→ Study text
Segment Open

Offline osage outlaw

  • Member
  • Posts: 11,962
Re: A tough spike buck
« Reply #18 on: December 18, 2016, 09:57:26 am »
A small buck like that shouldn't be getting into any fights serious enough to leave gore marks.  I've watched spikes spar several times and it's nothing that would cause an injury.
I started out with nothin' and I still got most of it left

Offline PEARL DRUMS

  • Member
  • Posts: 14,079
  • }}}--CK-->
Re: A tough spike buck
« Reply #19 on: December 18, 2016, 10:11:31 am »
I've never seen a sparring match hurt a deer myself, but getting gored doesn't mean you were looking to spar or fight. Wrong place at the wrong time when a hot doe and a mature buck were around.
Only when the last tree has died and the last river has been poisoned and the last fish has been caught will we realize we cannot eat money.

Offline Pat B

  • Administrator
  • Member
  • Posts: 37,633
Re: A tough spike buck
« Reply #20 on: December 18, 2016, 01:10:14 pm »
Years ago when I lived in coastal SC the state biologist that was over our hunting club, Joe Hamilton, one of the founders of QDMA, shot a buck opening day of archery season(Aug. 15 in that part of SC) with his bow. He said it looked like a good shot with the arrow sticking out both sides of the deer as it ran off. He never recovered the buck. At the beginning of the rut that year, Joe was hunting with his rifle. He shot a buck following a hot doe. When he went to recover the deer it was the one he had shot with his bow and it still had the arrow going through it, high and behind the buck's shoulders. Obviously it hadn't hit anything vital.
Make the most of all that comes and the least of all that goes!    Pat Brennan  Brevard, NC

Offline Buffalogobbler

  • Member
  • Posts: 1,083
Re: A tough spike buck
« Reply #21 on: December 18, 2016, 03:52:05 pm »
The first deer I ever shot was a button buck during the firearms season, my buddy Joe shot a nice buck that same day. His dad was a butcher so a few days later he taught us how  to butcher our deer. after skinning the deer and taking off the head and legs the next step was to cut it down the middle of the backbone with a saw, I had no problem with mine but when Joe did his, when he got to just behind the shoulder, the saw was'nt cutting so good any more, we spread the halves of the carcass apart and there was an aluminum arrow shaft inside the buck and he had been living with it for several weeks at least.
After that I have always believed that there is an area in what we consider the "Kill Zone"  that is not lethal when you hit it.

Segment Closed

→ Given entries

Segment Open

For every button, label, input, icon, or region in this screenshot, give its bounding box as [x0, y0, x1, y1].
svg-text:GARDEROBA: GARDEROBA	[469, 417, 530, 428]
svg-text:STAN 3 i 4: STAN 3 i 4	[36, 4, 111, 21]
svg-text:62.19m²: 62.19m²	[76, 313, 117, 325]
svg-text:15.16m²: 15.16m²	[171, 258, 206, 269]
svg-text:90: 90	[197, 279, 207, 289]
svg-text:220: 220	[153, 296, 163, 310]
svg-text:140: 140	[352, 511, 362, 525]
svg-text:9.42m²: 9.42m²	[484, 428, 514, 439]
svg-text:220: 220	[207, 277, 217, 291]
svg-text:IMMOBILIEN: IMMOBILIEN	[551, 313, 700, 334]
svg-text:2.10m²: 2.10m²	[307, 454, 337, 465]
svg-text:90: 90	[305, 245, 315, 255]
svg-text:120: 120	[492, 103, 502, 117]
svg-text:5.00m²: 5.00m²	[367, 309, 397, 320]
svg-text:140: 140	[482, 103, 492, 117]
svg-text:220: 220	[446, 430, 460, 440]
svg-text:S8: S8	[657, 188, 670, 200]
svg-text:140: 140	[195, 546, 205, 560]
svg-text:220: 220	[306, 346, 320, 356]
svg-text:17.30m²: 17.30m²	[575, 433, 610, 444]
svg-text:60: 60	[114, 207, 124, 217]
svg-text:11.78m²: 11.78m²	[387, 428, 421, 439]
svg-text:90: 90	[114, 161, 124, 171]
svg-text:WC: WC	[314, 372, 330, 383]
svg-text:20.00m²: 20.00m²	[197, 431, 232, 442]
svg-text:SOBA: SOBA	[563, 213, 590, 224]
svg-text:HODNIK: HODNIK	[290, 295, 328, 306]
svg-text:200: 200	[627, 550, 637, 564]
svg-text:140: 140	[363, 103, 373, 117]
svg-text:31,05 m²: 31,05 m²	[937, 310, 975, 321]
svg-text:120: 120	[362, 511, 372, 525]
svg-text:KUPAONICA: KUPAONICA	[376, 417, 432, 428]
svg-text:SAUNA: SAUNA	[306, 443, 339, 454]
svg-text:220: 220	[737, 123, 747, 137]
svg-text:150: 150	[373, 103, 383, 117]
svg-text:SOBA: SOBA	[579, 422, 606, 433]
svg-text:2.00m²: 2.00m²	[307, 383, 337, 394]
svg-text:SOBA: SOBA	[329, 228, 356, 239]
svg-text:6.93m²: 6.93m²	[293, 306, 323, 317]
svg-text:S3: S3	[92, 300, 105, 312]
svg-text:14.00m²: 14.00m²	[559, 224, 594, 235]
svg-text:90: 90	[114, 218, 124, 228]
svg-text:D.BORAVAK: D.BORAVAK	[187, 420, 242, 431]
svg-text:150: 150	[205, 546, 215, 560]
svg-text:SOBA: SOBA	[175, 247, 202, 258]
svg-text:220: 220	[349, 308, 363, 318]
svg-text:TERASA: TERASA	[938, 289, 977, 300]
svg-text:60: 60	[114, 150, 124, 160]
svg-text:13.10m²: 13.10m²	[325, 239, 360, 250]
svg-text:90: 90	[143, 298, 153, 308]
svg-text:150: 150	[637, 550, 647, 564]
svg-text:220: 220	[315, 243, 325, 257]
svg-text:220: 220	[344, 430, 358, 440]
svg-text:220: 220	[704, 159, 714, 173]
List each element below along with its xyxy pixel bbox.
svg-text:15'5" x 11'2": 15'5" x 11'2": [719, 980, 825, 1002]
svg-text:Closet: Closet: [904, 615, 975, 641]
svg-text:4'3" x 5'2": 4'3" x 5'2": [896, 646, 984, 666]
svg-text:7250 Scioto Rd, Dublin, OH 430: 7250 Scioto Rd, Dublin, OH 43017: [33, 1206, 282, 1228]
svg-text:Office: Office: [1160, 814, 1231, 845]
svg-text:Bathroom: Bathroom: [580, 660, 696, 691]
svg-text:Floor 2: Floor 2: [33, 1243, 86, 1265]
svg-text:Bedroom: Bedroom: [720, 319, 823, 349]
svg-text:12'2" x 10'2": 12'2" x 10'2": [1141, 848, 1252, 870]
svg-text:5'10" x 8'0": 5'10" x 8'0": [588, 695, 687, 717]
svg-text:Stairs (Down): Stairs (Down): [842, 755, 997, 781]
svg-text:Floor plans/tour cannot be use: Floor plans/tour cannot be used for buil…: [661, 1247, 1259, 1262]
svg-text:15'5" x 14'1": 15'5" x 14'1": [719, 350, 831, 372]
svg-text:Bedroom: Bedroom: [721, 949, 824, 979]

Segment Closed

→ Your objective
Carry on the forum thread about the tough spike buck, picking up after its final post.

→ Answer
Kevin
Beer is living proof that god loves us and wants us to be happy-Ben Franklin

Offline bjrogg

  • Member
  • Posts: 11,017
  • Cedar Pond
Re: A tough spike buck
« Reply #22 on: December 18, 2016, 04:28:24 pm »
I don't know but it sure looks like the walking dead to me. The more I look at it the more it seems that has to be a letal shoot if those spots are from a shot.
Bjrogg
A hot cup of coffee and a beautiful sunrise

Offline Pappy

  • Global Moderator
  • Member
  • Posts: 32,204
  • if you have to ask you wouldn't understand ,Tenn.
Re: A tough spike buck
« Reply #23 on: December 19, 2016, 06:20:24 am »
Their may be an un lethal area in a deer's chest but I have never seen it, and I would say that ant it. I have a rule that has always panned out for me, anywhere behind the shoulder and in front of the hind quarter, 4 inches down from the back and 4 inches up from the chest is a dead deer, may not find him but he/she is going to die. Any where else they may die or they may live on, until you get another shot or they die from old age, they are tough but a shot through the chest  will take them down.I would say that is a wound from something else. JMO.
 Pappy
« Last Edit: December 22, 2016, 07:58:12 am by Pappy »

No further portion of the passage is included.